- Goal: Pictures don't belong in the copy. Set down the lines from the one containing "Output the text content of this document." through the last line, exactly as they are.

===== Material =====

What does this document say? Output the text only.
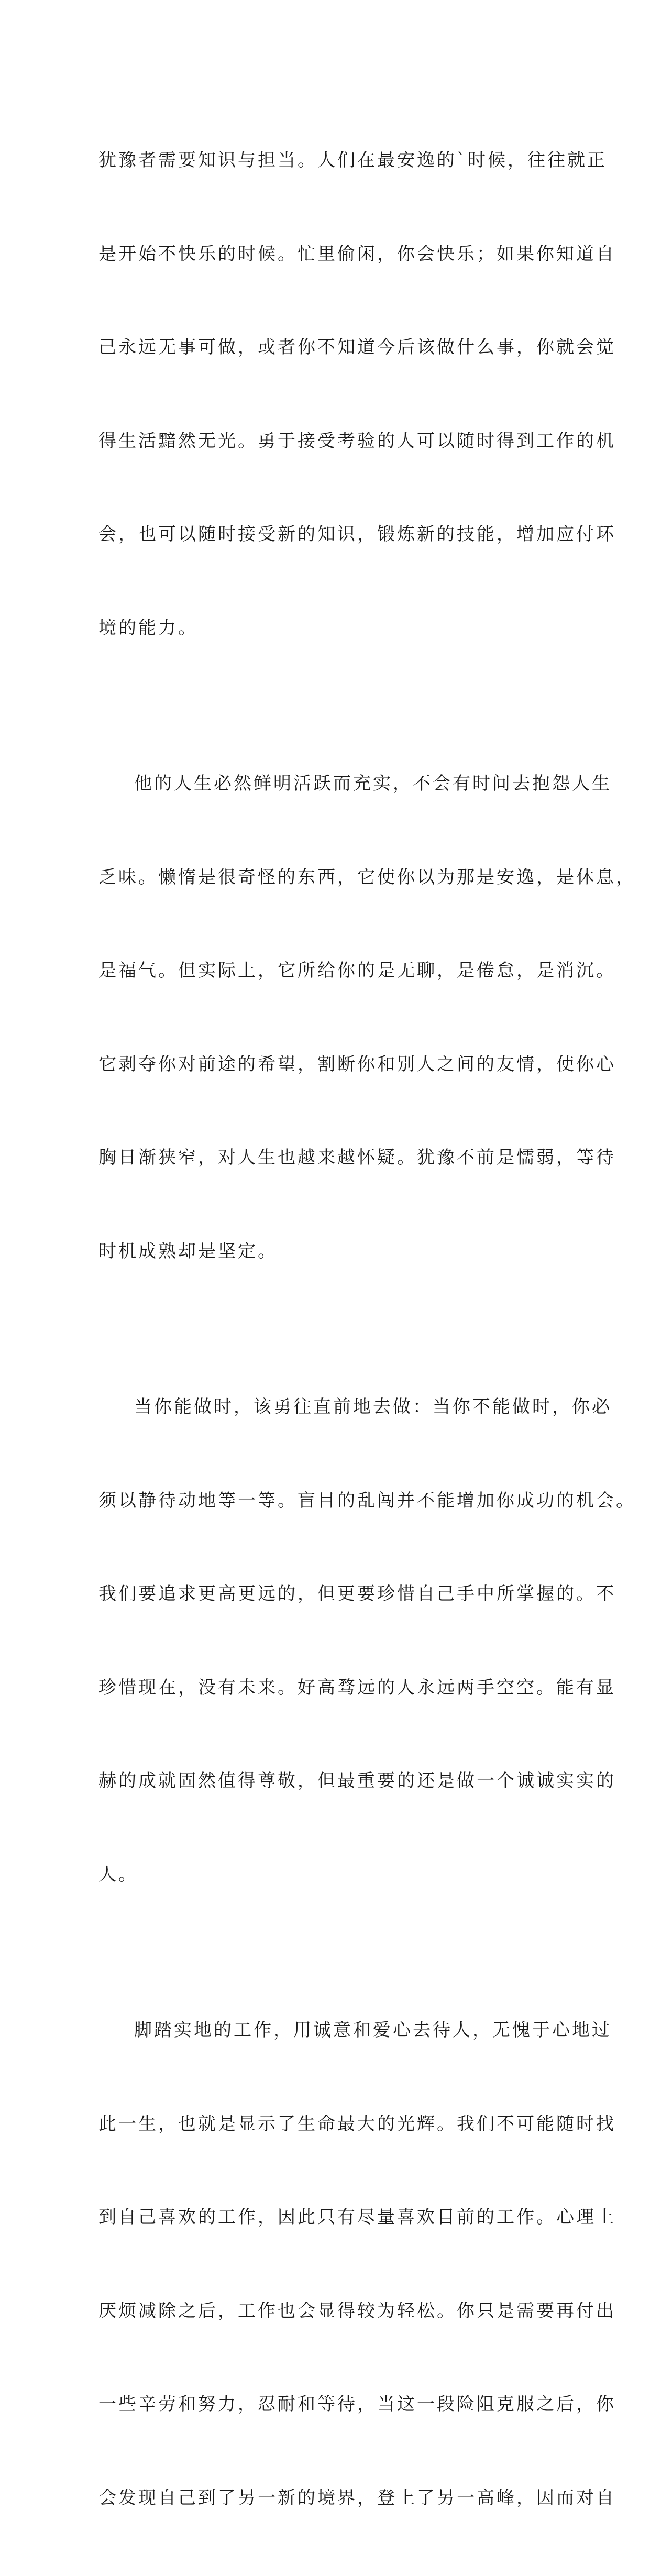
犹豫者需要知识与担当。人们在最安逸的`时候，往往就正

是开始不快乐的时候。忙里偷闲，你会快乐；如果你知道自

己永远无事可做，或者你不知道今后该做什么事，你就会觉

得生活黯然无光。勇于接受考验的人可以随时得到工作的机

会，也可以随时接受新的知识，锻炼新的技能，增加应付环

境的能力。

他的人生必然鲜明活跃而充实，不会有时间去抱怨人生

乏味。懒惰是很奇怪的东西，它使你以为那是安逸，是休息，

是福气。但实际上，它所给你的是无聊，是倦怠，是消沉。

它剥夺你对前途的希望，割断你和别人之间的友情，使你心

胸日渐狭窄，对人生也越来越怀疑。犹豫不前是懦弱，等待

时机成熟却是坚定。

当你能做时，该勇往直前地去做：当你不能做时，你必

须以静待动地等一等。盲目的乱闯并不能增加你成功的机会。

我们要追求更高更远的，但更要珍惜自己手中所掌握的。不

珍惜现在，没有未来。好高骛远的人永远两手空空。能有显

赫的成就固然值得尊敬，但最重要的还是做一个诚诚实实的

人。

脚踏实地的工作，用诚意和爱心去待人，无愧于心地过

此一生，也就是显示了生命最大的光辉。我们不可能随时找

到自己喜欢的工作，因此只有尽量喜欢目前的工作。心理上

厌烦减除之后，工作也会显得较为轻松。你只是需要再付出

一些辛劳和努力，忍耐和等待，当这一段险阻克服之后，你

会发现自己到了另一新的境界，登上了另一高峰，因而对自
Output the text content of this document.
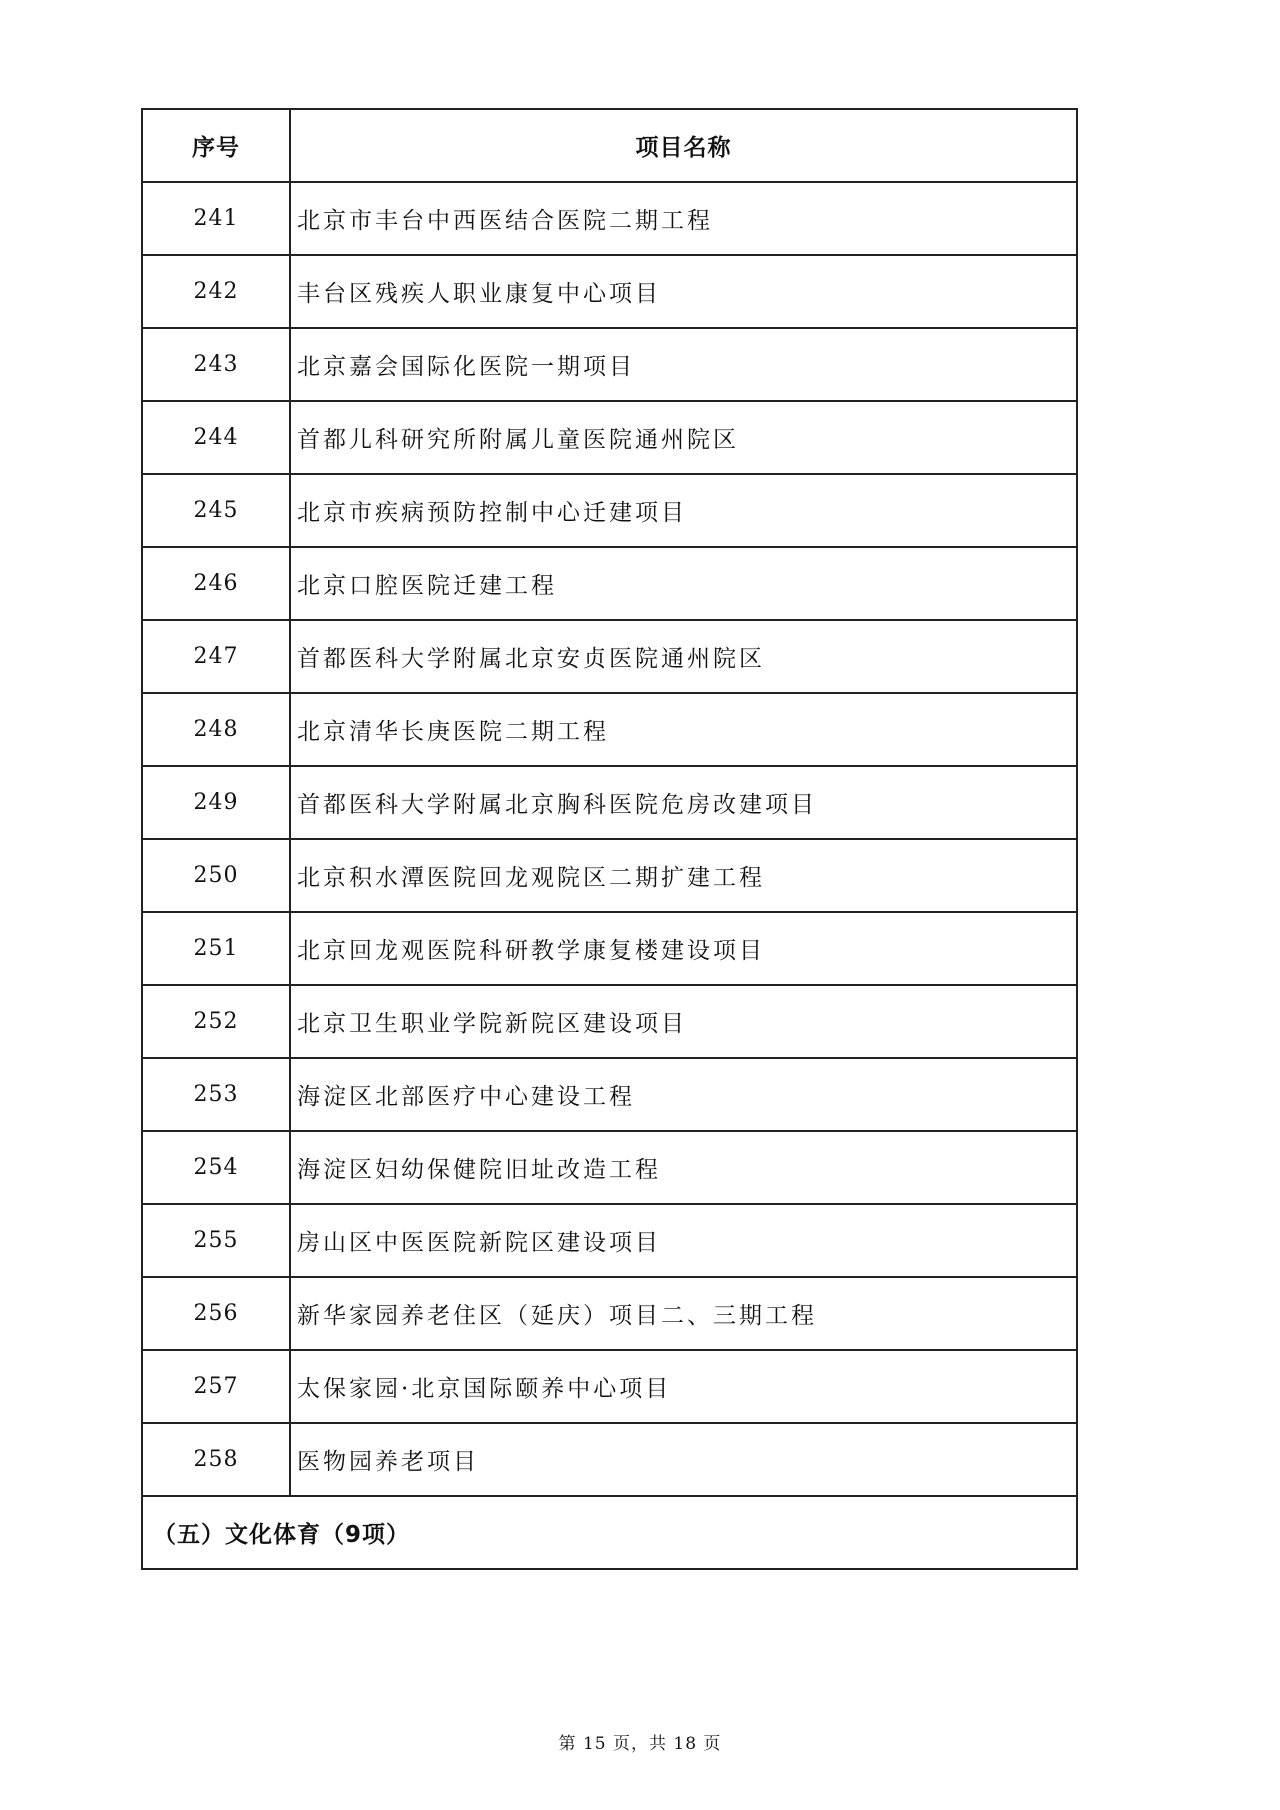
序号	项目名称
241	北京市丰台中西医结合医院二期工程
242	丰台区残疾人职业康复中心项目
243	北京嘉会国际化医院一期项目
244	首都儿科研究所附属儿童医院通州院区
245	北京市疾病预防控制中心迁建项目
246	北京口腔医院迁建工程
247	首都医科大学附属北京安贞医院通州院区
248	北京清华长庚医院二期工程
249	首都医科大学附属北京胸科医院危房改建项目
250	北京积水潭医院回龙观院区二期扩建工程
251	北京回龙观医院科研教学康复楼建设项目
252	北京卫生职业学院新院区建设项目
253	海淀区北部医疗中心建设工程
254	海淀区妇幼保健院旧址改造工程
255	房山区中医医院新院区建设项目
256	新华家园养老住区（延庆）项目二、三期工程
257	太保家园·北京国际颐养中心项目
258	医物园养老项目
（五）文化体育（9项）	
第 15 页，共 18 页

=====

- Solution to this problem:
Output the text content of this document.
序号	项目名称
241	北京市丰台中西医结合医院二期工程
242	丰台区残疾人职业康复中心项目
243	北京嘉会国际化医院一期项目
244	首都儿科研究所附属儿童医院通州院区
245	北京市疾病预防控制中心迁建项目
246	北京口腔医院迁建工程
247	首都医科大学附属北京安贞医院通州院区
248	北京清华长庚医院二期工程
249	首都医科大学附属北京胸科医院危房改建项目
250	北京积水潭医院回龙观院区二期扩建工程
251	北京回龙观医院科研教学康复楼建设项目
252	北京卫生职业学院新院区建设项目
253	海淀区北部医疗中心建设工程
254	海淀区妇幼保健院旧址改造工程
255	房山区中医医院新院区建设项目
256	新华家园养老住区（延庆）项目二、三期工程
257	太保家园·北京国际颐养中心项目
258	医物园养老项目
（五）文化体育（9项）	
第 15 页，共 18 页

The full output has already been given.